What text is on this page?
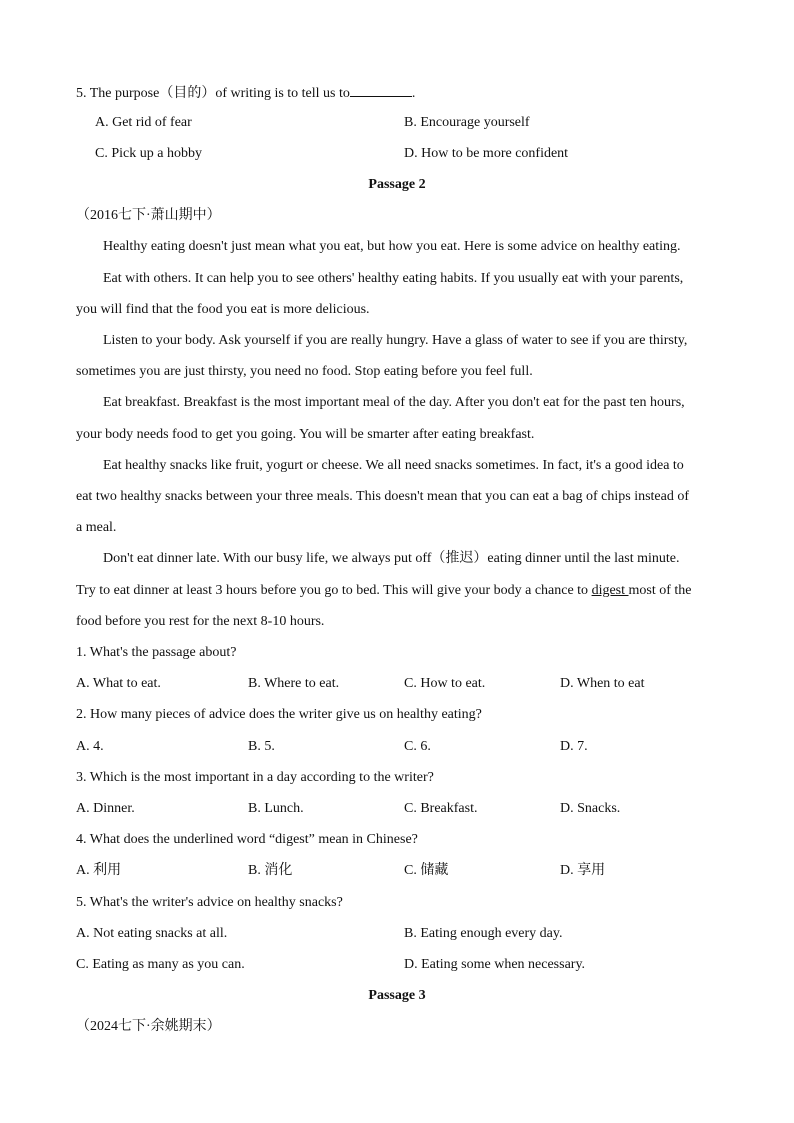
5. The purpose（目的）of writing is to tell us to	.
A. Get rid of fear	B. Encourage yourself
C. Pick up a hobby	D. How to be more confident
Passage 2
（2016七下·萧山期中）
Healthy eating doesn't just mean what you eat, but how you eat. Here is some advice on healthy eating.
Eat with others. It can help you to see others' healthy eating habits. If you usually eat with your parents,
you will find that the food you eat is more delicious.
Listen to your body. Ask yourself if you are really hungry. Have a glass of water to see if you are thirsty,
sometimes you are just thirsty, you need no food. Stop eating before you feel full.
Eat breakfast. Breakfast is the most important meal of the day. After you don't eat for the past ten hours,
your body needs food to get you going. You will be smarter after eating breakfast.
Eat healthy snacks like fruit, yogurt or cheese. We all need snacks sometimes. In fact, it's a good idea to
eat two healthy snacks between your three meals. This doesn't mean that you can eat a bag of chips instead of
a meal.
Don't eat dinner late. With our busy life, we always put off（推迟）eating dinner until the last minute.
Try to eat dinner at least 3 hours before you go to bed. This will give your body a chance to digest most of the
food before you rest for the next 8-10 hours.
1. What's the passage about?
A. What to eat.	B. Where to eat.	C. How to eat.	D. When to eat
2. How many pieces of advice does the writer give us on healthy eating?
A. 4.	B. 5.	C. 6.	D. 7.
3. Which is the most important in a day according to the writer?
A. Dinner.	B. Lunch.	C. Breakfast.	D. Snacks.
4. What does the underlined word “digest” mean in Chinese?
A. 利用	B. 消化	C. 储藏	D. 享用
5. What's the writer's advice on healthy snacks?
A. Not eating snacks at all.	B. Eating enough every day.
C. Eating as many as you can.	D. Eating some when necessary.
Passage 3
（2024七下·余姚期末）
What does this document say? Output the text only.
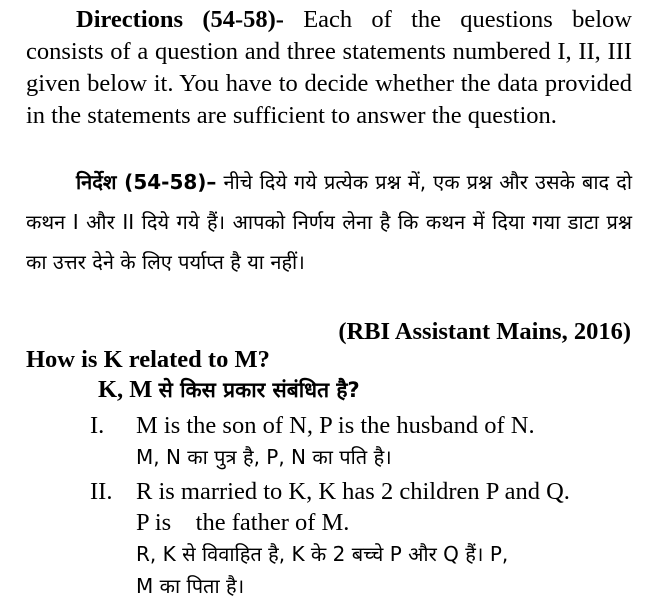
Directions (54-58)- Each of the questions below consists of a question and three statements numbered I, II, III given below it. You have to decide whether the data provided in the statements are sufficient to answer the question.
निर्देश (54-58)– नीचे दिये गये प्रत्येक प्रश्न में, एक प्रश्न और उसके बाद दो कथन I और II दिये गये हैं। आपको निर्णय लेना है कि कथन में दिया गया डाटा प्रश्न का उत्तर देने के लिए पर्याप्त है या नहीं।
(RBI Assistant Mains, 2016)
How is K related to M?
K, M से किस प्रकार संबंधित है?
I.	M is the son of N, P is the husband of N.
M, N का पुत्र है, P, N का पति है।
II. R is married to K, K has 2 children P and Q.
P is    the father of M.
R, K से विवाहित है, K के 2 बच्चे P और Q हैं। P,
M का पिता है।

■ ■ ■

== Job ==
Where a line above contains the word "body", copy that line.

== Complete answer ==
Listen to your body. Ask yourself if you are really hungry. Have a glass of water to see if you are thirsty,
your body needs food to get you going. You will be smarter after eating breakfast.
Try to eat dinner at least 3 hours before you go to bed. This will give your body a chance to digest most of the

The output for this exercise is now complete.